# [THE PROBLEM]
Your task is to transcribe all of the records exactly and leave out the pictures.

------------------------------------------------------------------------

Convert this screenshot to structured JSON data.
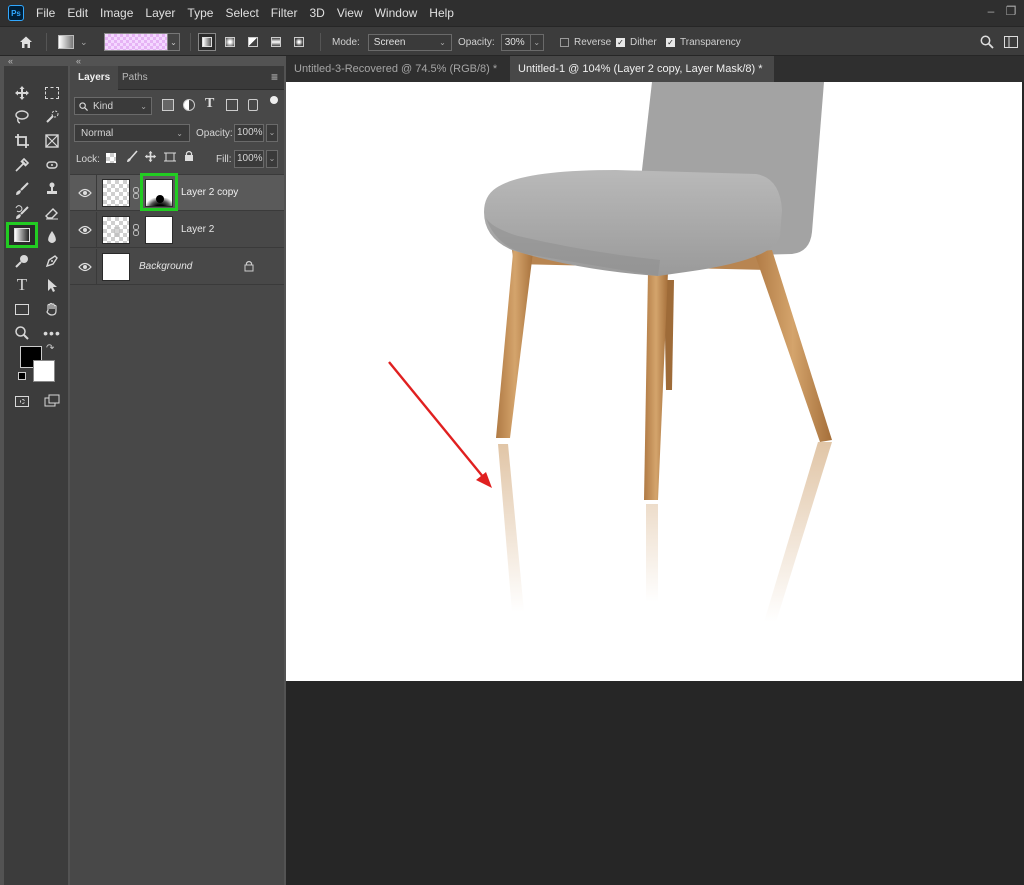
{
  "app": {
    "logo": "Ps"
  },
  "menu": [
    "File",
    "Edit",
    "Image",
    "Layer",
    "Type",
    "Select",
    "Filter",
    "3D",
    "View",
    "Window",
    "Help"
  ],
  "options": {
    "mode_label": "Mode:",
    "mode_value": "Screen",
    "opacity_label": "Opacity:",
    "opacity_value": "30%",
    "reverse_label": "Reverse",
    "dither_label": "Dither",
    "transparency_label": "Transparency",
    "reverse_checked": false,
    "dither_checked": true,
    "transparency_checked": true
  },
  "layers_panel": {
    "tabs": [
      "Layers",
      "Paths"
    ],
    "filter_kind": "Kind",
    "blend_mode": "Normal",
    "opacity_label": "Opacity:",
    "opacity_value": "100%",
    "lock_label": "Lock:",
    "fill_label": "Fill:",
    "fill_value": "100%",
    "layers": [
      {
        "name": "Layer 2 copy",
        "selected": true,
        "has_mask": true
      },
      {
        "name": "Layer 2",
        "selected": false,
        "has_mask": true
      },
      {
        "name": "Background",
        "selected": false,
        "locked": true
      }
    ]
  },
  "documents": {
    "tabs": [
      {
        "title": "Untitled-3-Recovered @ 74.5% (RGB/8) *",
        "active": false
      },
      {
        "title": "Untitled-1 @ 104% (Layer 2 copy, Layer Mask/8) *",
        "active": true
      }
    ]
  },
  "colors": {
    "highlight": "#22cc22",
    "arrow": "#e02020",
    "chair_seat": "#a9a9a9",
    "chair_wood": "#c8965e"
  }
}
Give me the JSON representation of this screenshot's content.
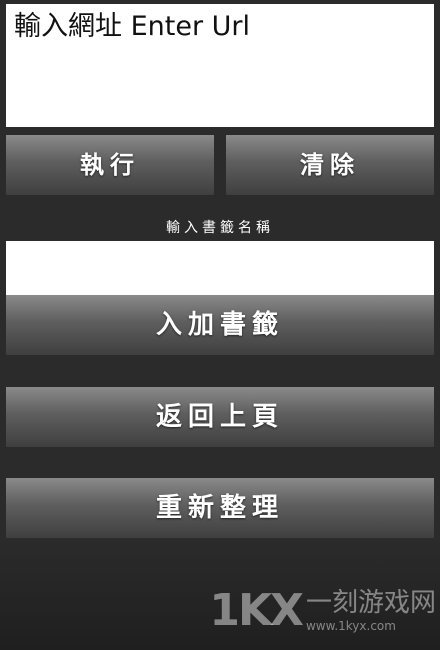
{
  "url_field": {
    "placeholder": "輸入網址 Enter Url"
  },
  "buttons": {
    "execute": "執行",
    "clear": "清除",
    "add_bookmark": "入加書籤",
    "back": "返回上頁",
    "refresh": "重新整理"
  },
  "bookmark": {
    "label": "輸入書籤名稱",
    "value": ""
  },
  "watermark": {
    "logo": "1KX",
    "text": "一刻游戏网",
    "url": "www.1kyx.com"
  }
}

------------------------------------------------------------------------

# [EXPECTED ANSWER]
Convert this screenshot to structured JSON data.
{
  "app": {
    "logo": "Ps"
  },
  "menu": [
    "File",
    "Edit",
    "Image",
    "Layer",
    "Type",
    "Select",
    "Filter",
    "3D",
    "View",
    "Window",
    "Help"
  ],
  "options": {
    "mode_label": "Mode:",
    "mode_value": "Screen",
    "opacity_label": "Opacity:",
    "opacity_value": "30%",
    "reverse_label": "Reverse",
    "dither_label": "Dither",
    "transparency_label": "Transparency",
    "reverse_checked": false,
    "dither_checked": true,
    "transparency_checked": true
  },
  "layers_panel": {
    "tabs": [
      "Layers",
      "Paths"
    ],
    "filter_kind": "Kind",
    "blend_mode": "Normal",
    "opacity_label": "Opacity:",
    "opacity_value": "100%",
    "lock_label": "Lock:",
    "fill_label": "Fill:",
    "fill_value": "100%",
    "layers": [
      {
        "name": "Layer 2 copy",
        "selected": true,
        "has_mask": true
      },
      {
        "name": "Layer 2",
        "selected": false,
        "has_mask": true
      },
      {
        "name": "Background",
        "selected": false,
        "locked": true
      }
    ]
  },
  "documents": {
    "tabs": [
      {
        "title": "Untitled-3-Recovered @ 74.5% (RGB/8) *",
        "active": false
      },
      {
        "title": "Untitled-1 @ 104% (Layer 2 copy, Layer Mask/8) *",
        "active": true
      }
    ]
  },
  "colors": {
    "highlight": "#22cc22",
    "arrow": "#e02020",
    "chair_seat": "#a9a9a9",
    "chair_wood": "#c8965e"
  }
}
Give me the JSON representation of this screenshot's content.
{
  "url_field": {
    "placeholder": "輸入網址 Enter Url"
  },
  "buttons": {
    "execute": "執行",
    "clear": "清除",
    "add_bookmark": "入加書籤",
    "back": "返回上頁",
    "refresh": "重新整理"
  },
  "bookmark": {
    "label": "輸入書籤名稱",
    "value": ""
  },
  "watermark": {
    "logo": "1KX",
    "text": "一刻游戏网",
    "url": "www.1kyx.com"
  }
}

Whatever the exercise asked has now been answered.